**EXTRACTED ENTRIES**
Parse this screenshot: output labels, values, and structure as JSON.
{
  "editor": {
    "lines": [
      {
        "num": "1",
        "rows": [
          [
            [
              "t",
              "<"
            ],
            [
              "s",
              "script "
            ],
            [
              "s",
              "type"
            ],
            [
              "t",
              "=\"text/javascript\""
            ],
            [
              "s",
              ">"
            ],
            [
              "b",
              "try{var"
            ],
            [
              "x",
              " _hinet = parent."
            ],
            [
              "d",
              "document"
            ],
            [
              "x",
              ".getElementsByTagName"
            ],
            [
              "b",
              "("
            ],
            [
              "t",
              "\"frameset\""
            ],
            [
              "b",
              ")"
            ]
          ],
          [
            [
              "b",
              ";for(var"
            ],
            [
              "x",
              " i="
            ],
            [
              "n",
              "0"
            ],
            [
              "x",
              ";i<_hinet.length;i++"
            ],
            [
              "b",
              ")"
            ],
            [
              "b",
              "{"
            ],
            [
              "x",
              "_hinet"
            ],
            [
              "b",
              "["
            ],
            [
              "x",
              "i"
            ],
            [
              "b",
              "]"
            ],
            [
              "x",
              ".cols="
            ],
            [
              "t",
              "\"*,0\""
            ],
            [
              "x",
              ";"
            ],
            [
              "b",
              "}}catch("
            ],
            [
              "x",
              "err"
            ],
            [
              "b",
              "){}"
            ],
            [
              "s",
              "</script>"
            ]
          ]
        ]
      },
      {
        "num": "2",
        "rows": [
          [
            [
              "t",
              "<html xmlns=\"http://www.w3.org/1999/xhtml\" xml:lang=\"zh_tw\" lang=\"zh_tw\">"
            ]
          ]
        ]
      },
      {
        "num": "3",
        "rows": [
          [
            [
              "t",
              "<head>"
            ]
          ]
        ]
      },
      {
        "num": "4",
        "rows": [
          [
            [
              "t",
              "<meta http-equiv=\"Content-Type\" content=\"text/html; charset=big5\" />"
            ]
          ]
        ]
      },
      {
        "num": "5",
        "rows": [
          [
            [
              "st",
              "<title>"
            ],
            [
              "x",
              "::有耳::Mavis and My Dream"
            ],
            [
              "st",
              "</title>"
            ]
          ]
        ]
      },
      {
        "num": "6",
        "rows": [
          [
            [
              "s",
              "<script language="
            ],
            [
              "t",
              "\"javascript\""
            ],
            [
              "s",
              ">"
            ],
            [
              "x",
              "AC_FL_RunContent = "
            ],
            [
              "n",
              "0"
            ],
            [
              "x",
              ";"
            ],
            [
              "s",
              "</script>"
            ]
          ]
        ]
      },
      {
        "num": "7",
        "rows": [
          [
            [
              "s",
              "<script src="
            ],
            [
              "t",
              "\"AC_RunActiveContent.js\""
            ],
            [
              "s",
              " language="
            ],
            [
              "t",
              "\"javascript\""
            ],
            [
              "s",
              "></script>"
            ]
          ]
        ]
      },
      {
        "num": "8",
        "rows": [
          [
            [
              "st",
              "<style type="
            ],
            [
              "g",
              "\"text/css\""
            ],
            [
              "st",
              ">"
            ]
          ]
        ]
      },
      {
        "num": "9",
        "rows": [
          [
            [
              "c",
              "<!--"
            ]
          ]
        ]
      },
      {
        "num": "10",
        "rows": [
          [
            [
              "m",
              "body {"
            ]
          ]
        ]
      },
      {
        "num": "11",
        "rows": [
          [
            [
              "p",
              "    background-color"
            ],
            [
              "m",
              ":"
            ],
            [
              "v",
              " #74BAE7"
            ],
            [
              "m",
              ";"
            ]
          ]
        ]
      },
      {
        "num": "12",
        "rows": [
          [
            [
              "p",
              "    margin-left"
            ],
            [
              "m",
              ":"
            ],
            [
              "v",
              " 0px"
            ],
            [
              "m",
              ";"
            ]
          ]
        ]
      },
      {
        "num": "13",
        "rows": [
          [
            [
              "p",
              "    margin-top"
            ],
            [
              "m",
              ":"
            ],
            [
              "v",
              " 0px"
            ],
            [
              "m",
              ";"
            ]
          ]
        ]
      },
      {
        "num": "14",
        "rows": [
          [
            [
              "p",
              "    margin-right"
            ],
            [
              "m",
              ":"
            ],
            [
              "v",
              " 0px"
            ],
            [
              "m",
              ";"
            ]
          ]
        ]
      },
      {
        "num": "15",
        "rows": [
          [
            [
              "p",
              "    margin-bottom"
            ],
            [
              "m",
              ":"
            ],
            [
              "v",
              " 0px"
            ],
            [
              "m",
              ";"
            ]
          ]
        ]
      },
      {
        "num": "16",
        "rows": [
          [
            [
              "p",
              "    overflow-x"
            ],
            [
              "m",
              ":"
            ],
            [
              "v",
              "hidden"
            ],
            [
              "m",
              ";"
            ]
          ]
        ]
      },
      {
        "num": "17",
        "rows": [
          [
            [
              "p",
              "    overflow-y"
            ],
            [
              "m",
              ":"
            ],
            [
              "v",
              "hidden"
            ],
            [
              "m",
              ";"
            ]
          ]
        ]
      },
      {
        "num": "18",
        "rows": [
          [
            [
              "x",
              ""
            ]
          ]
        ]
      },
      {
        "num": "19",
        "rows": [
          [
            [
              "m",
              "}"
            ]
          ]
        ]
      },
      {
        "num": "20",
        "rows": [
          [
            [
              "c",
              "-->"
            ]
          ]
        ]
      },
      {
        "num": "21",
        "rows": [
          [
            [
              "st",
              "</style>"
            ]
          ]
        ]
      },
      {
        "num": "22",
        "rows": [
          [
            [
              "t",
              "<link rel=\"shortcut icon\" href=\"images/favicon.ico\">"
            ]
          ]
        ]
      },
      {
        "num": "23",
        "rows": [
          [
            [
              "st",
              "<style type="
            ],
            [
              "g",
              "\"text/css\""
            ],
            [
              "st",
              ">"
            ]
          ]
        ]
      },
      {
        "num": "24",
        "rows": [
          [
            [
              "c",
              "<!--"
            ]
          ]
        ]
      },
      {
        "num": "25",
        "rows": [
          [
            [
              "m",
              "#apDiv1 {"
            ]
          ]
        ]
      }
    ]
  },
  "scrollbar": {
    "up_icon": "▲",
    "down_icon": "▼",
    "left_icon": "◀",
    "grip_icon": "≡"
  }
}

**WHAT THE TASK ASKS**
Find every line above that contains the word "text", and return each one.

**EXERCISE SOLUTION**
              "=\"text/javascript\""
              "<meta http-equiv=\"Content-Type\" content=\"text/html; charset=big5\" />"
              "\"text/css\""
              "\"text/css\""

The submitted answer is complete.